**** Dataset content ****

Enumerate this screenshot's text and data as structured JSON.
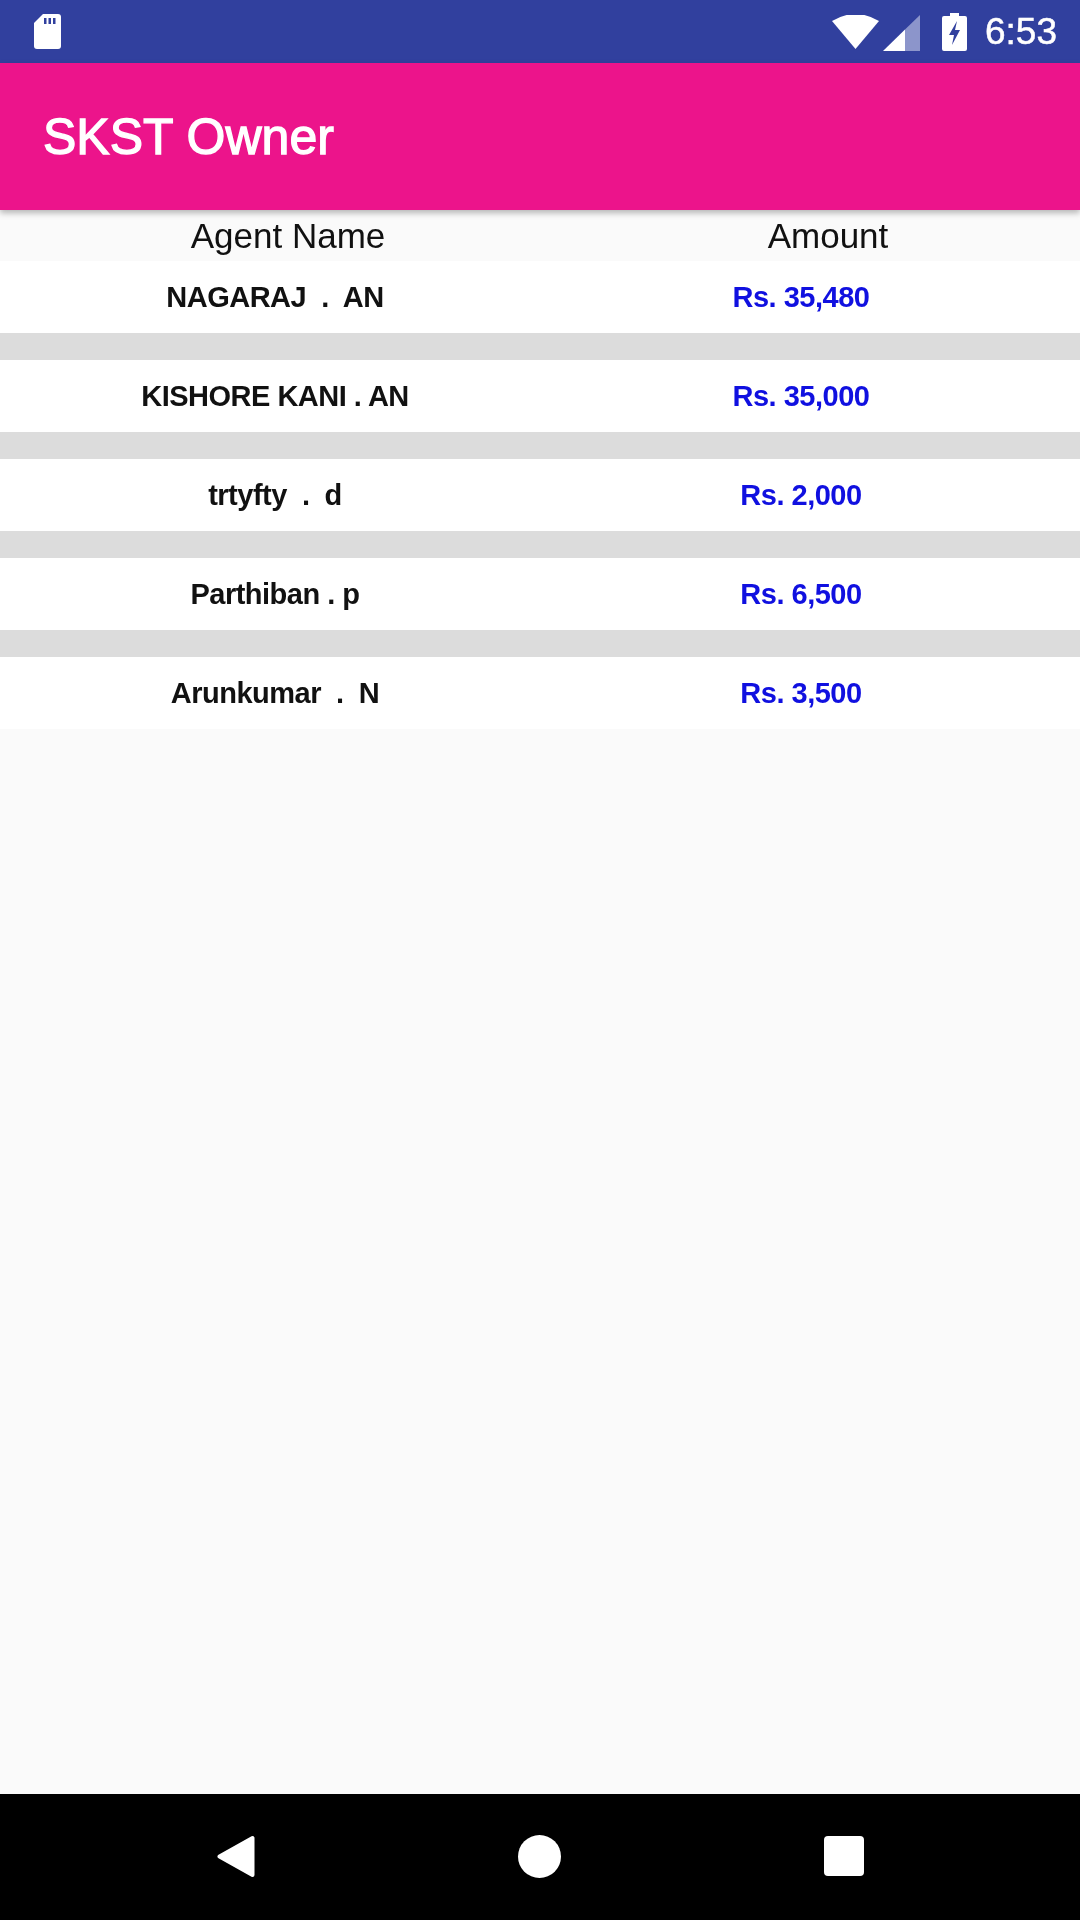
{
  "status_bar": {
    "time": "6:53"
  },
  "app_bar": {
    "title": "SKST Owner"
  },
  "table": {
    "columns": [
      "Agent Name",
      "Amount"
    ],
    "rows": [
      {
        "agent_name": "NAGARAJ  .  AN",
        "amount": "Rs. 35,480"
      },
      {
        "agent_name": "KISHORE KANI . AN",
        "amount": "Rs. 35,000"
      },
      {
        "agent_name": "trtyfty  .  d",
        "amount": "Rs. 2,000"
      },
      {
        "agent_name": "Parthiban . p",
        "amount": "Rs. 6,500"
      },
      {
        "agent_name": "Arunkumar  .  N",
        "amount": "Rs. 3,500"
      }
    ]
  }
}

****

Task details >> Output all of the entries verbatim, leaving out any images.

Output of the task >>
Enumerate this screenshot's text and data as structured JSON.
{
  "status_bar": {
    "time": "6:53"
  },
  "app_bar": {
    "title": "SKST Owner"
  },
  "table": {
    "columns": [
      "Agent Name",
      "Amount"
    ],
    "rows": [
      {
        "agent_name": "NAGARAJ  .  AN",
        "amount": "Rs. 35,480"
      },
      {
        "agent_name": "KISHORE KANI . AN",
        "amount": "Rs. 35,000"
      },
      {
        "agent_name": "trtyfty  .  d",
        "amount": "Rs. 2,000"
      },
      {
        "agent_name": "Parthiban . p",
        "amount": "Rs. 6,500"
      },
      {
        "agent_name": "Arunkumar  .  N",
        "amount": "Rs. 3,500"
      }
    ]
  }
}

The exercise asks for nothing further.